* Task objective:
Copy every entry exactly as given, minus the images.
══ Entries shown ══
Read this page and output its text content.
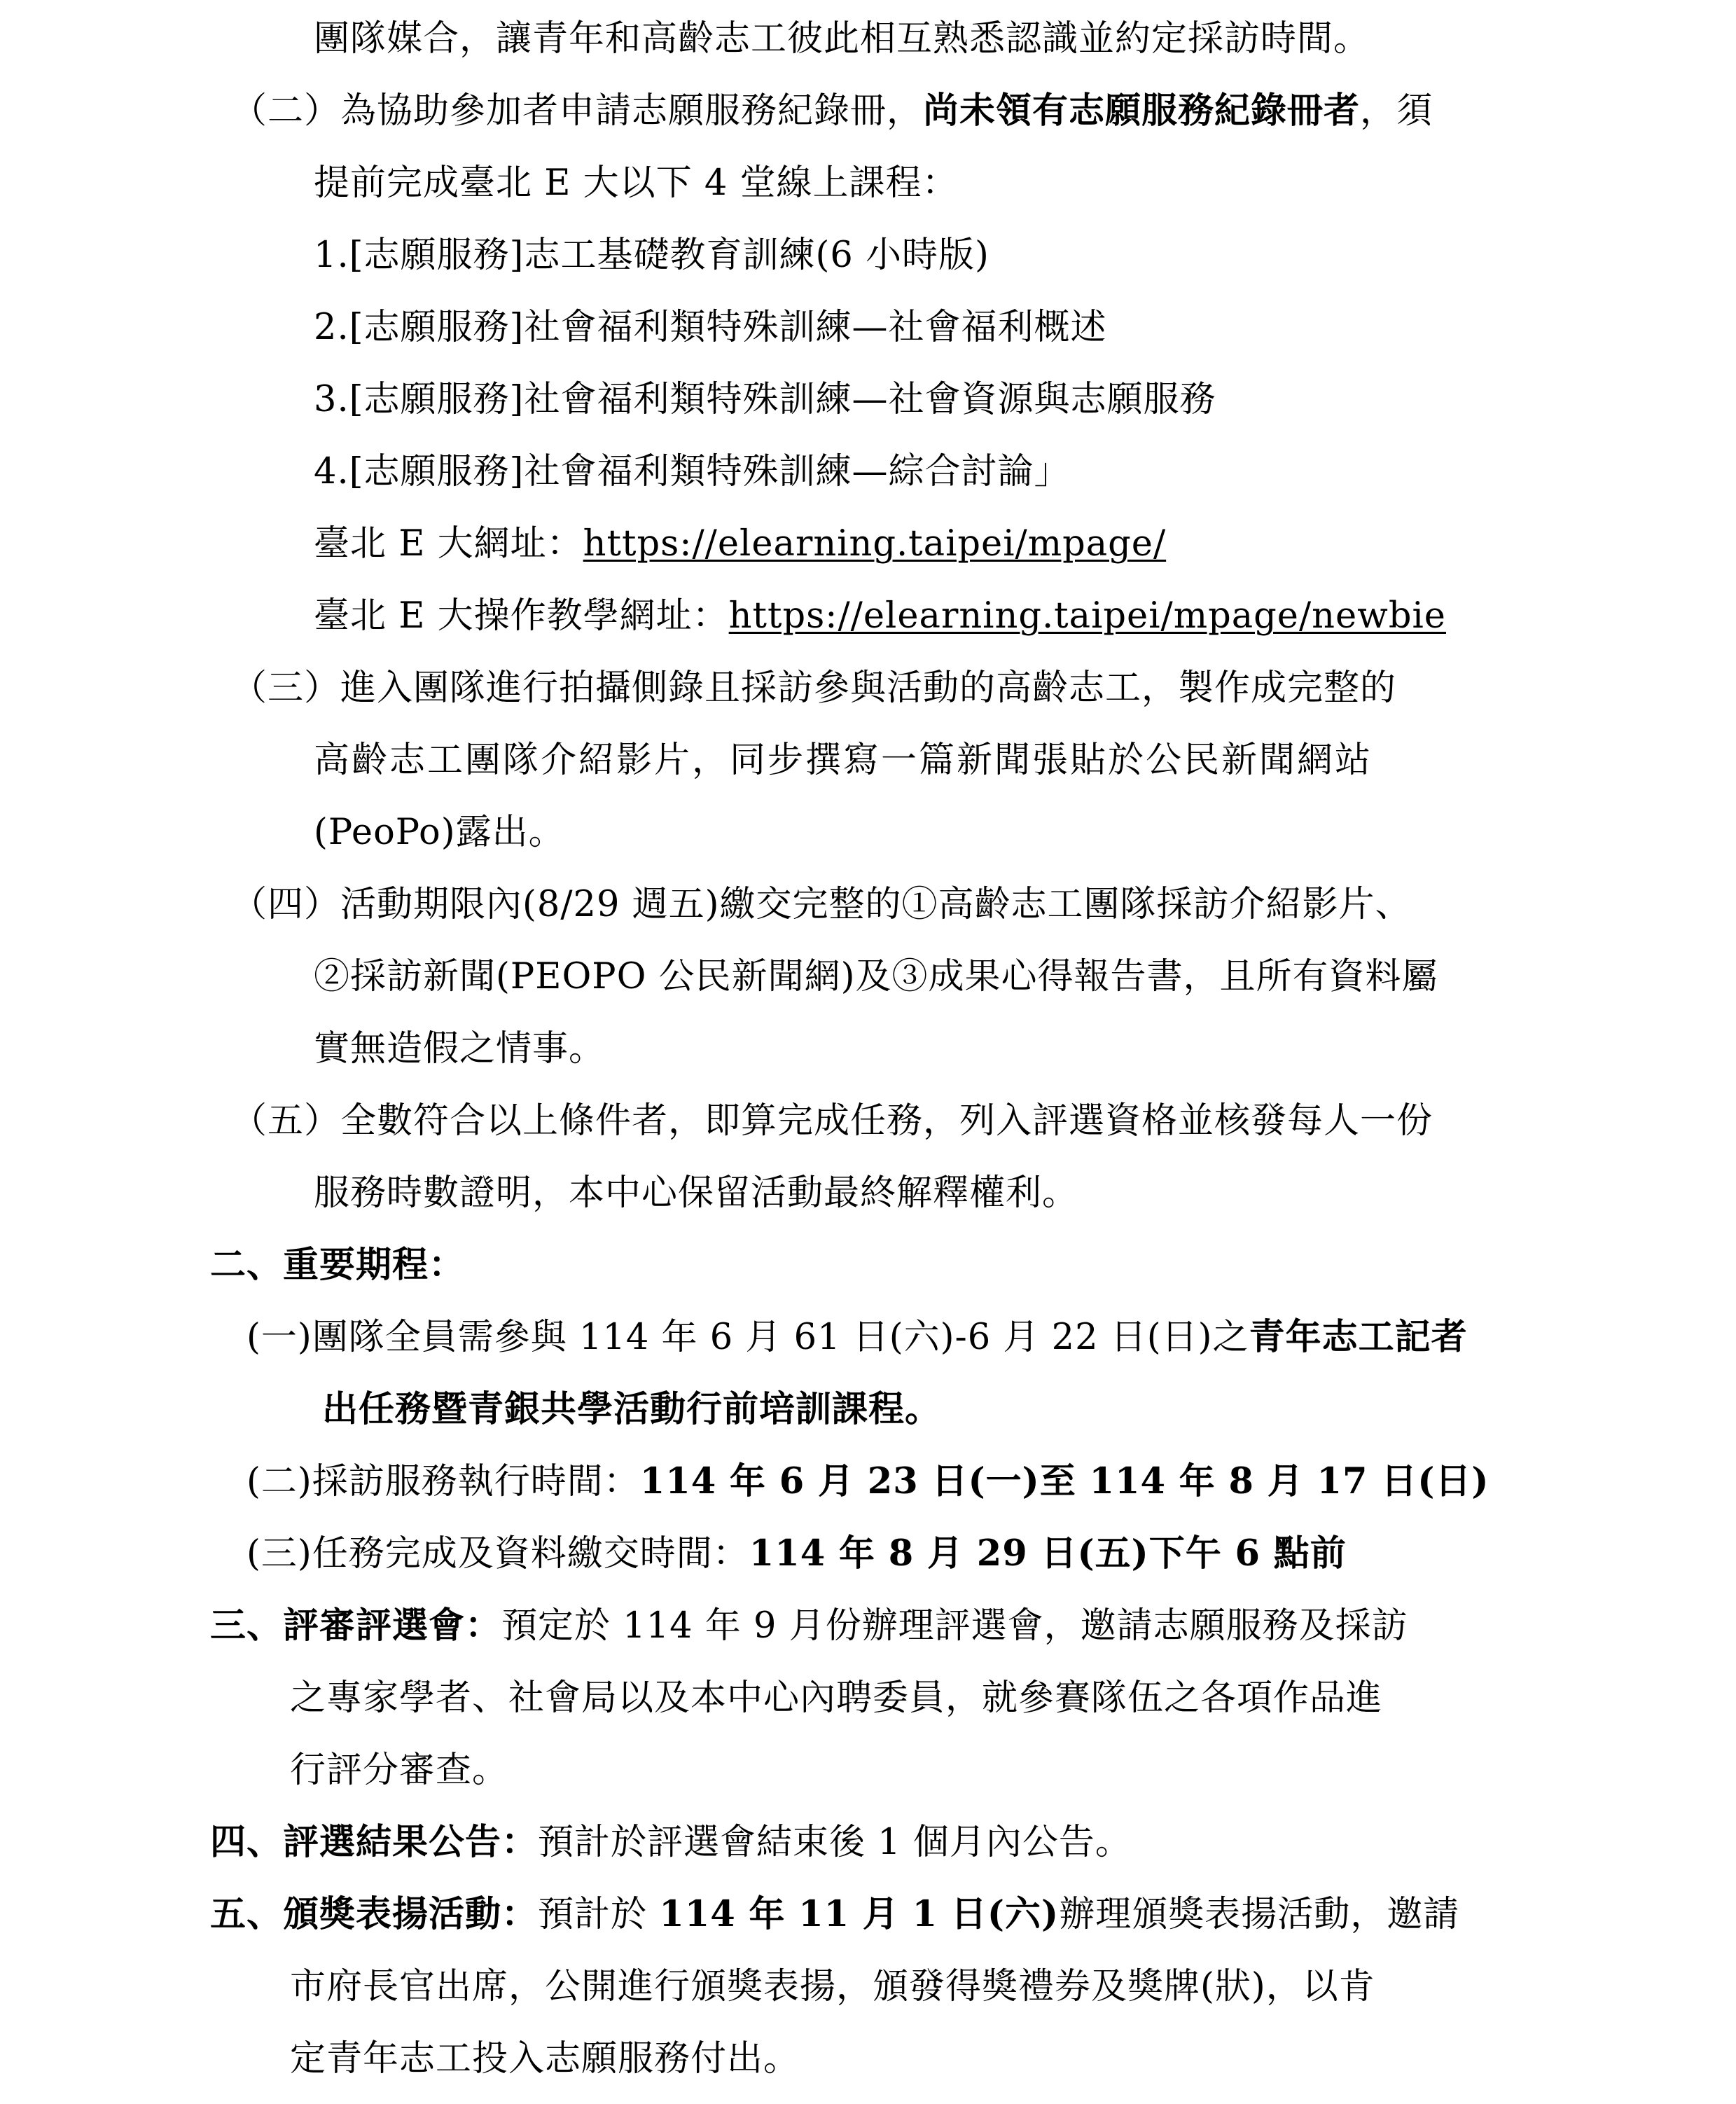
團隊媒合，讓青年和高齡志工彼此相互熟悉認識並約定採訪時間。
（二）為協助參加者申請志願服務紀錄冊，尚未領有志願服務紀錄冊者，須
提前完成臺北 E 大以下 4 堂線上課程：
1.[志願服務]志工基礎教育訓練(6 小時版)
2.[志願服務]社會福利類特殊訓練—社會福利概述
3.[志願服務]社會福利類特殊訓練—社會資源與志願服務
4.[志願服務]社會福利類特殊訓練—綜合討論」
臺北 E 大網址：https://elearning.taipei/mpage/
臺北 E 大操作教學網址：https://elearning.taipei/mpage/newbie
（三）進入團隊進行拍攝側錄且採訪參與活動的高齡志工，製作成完整的
高齡志工團隊介紹影片，同步撰寫一篇新聞張貼於公民新聞網站
(PeoPo)露出。
（四）活動期限內(8/29 週五)繳交完整的①高齡志工團隊採訪介紹影片、
②採訪新聞(PEOPO 公民新聞網)及③成果心得報告書，且所有資料屬
實無造假之情事。
（五）全數符合以上條件者，即算完成任務，列入評選資格並核發每人一份
服務時數證明，本中心保留活動最終解釋權利。
二、重要期程：
(一)團隊全員需參與 114 年 6 月 61 日(六)-6 月 22 日(日)之青年志工記者
出任務暨青銀共學活動行前培訓課程。
(二)採訪服務執行時間：114 年 6 月 23 日(一)至 114 年 8 月 17 日(日)
(三)任務完成及資料繳交時間：114 年 8 月 29 日(五)下午 6 點前
三、評審評選會：預定於 114 年 9 月份辦理評選會，邀請志願服務及採訪
之專家學者、社會局以及本中心內聘委員，就參賽隊伍之各項作品進
行評分審查。
四、評選結果公告：預計於評選會結束後 1 個月內公告。
五、頒獎表揚活動：預計於 114 年 11 月 1 日(六)辦理頒獎表揚活動，邀請
市府長官出席，公開進行頒獎表揚，頒發得獎禮券及獎牌(狀)，以肯
定青年志工投入志願服務付出。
═══
* Worked solution:
Read this page and output its text content.
團隊媒合，讓青年和高齡志工彼此相互熟悉認識並約定採訪時間。
（二）為協助參加者申請志願服務紀錄冊，尚未領有志願服務紀錄冊者，須
提前完成臺北 E 大以下 4 堂線上課程：
1.[志願服務]志工基礎教育訓練(6 小時版)
2.[志願服務]社會福利類特殊訓練—社會福利概述
3.[志願服務]社會福利類特殊訓練—社會資源與志願服務
4.[志願服務]社會福利類特殊訓練—綜合討論」
臺北 E 大網址：https://elearning.taipei/mpage/
臺北 E 大操作教學網址：https://elearning.taipei/mpage/newbie
（三）進入團隊進行拍攝側錄且採訪參與活動的高齡志工，製作成完整的
高齡志工團隊介紹影片，同步撰寫一篇新聞張貼於公民新聞網站
(PeoPo)露出。
（四）活動期限內(8/29 週五)繳交完整的①高齡志工團隊採訪介紹影片、
②採訪新聞(PEOPO 公民新聞網)及③成果心得報告書，且所有資料屬
實無造假之情事。
（五）全數符合以上條件者，即算完成任務，列入評選資格並核發每人一份
服務時數證明，本中心保留活動最終解釋權利。
二、重要期程：
(一)團隊全員需參與 114 年 6 月 61 日(六)-6 月 22 日(日)之青年志工記者
出任務暨青銀共學活動行前培訓課程。
(二)採訪服務執行時間：114 年 6 月 23 日(一)至 114 年 8 月 17 日(日)
(三)任務完成及資料繳交時間：114 年 8 月 29 日(五)下午 6 點前
三、評審評選會：預定於 114 年 9 月份辦理評選會，邀請志願服務及採訪
之專家學者、社會局以及本中心內聘委員，就參賽隊伍之各項作品進
行評分審查。
四、評選結果公告：預計於評選會結束後 1 個月內公告。
五、頒獎表揚活動：預計於 114 年 11 月 1 日(六)辦理頒獎表揚活動，邀請
市府長官出席，公開進行頒獎表揚，頒發得獎禮券及獎牌(狀)，以肯
定青年志工投入志願服務付出。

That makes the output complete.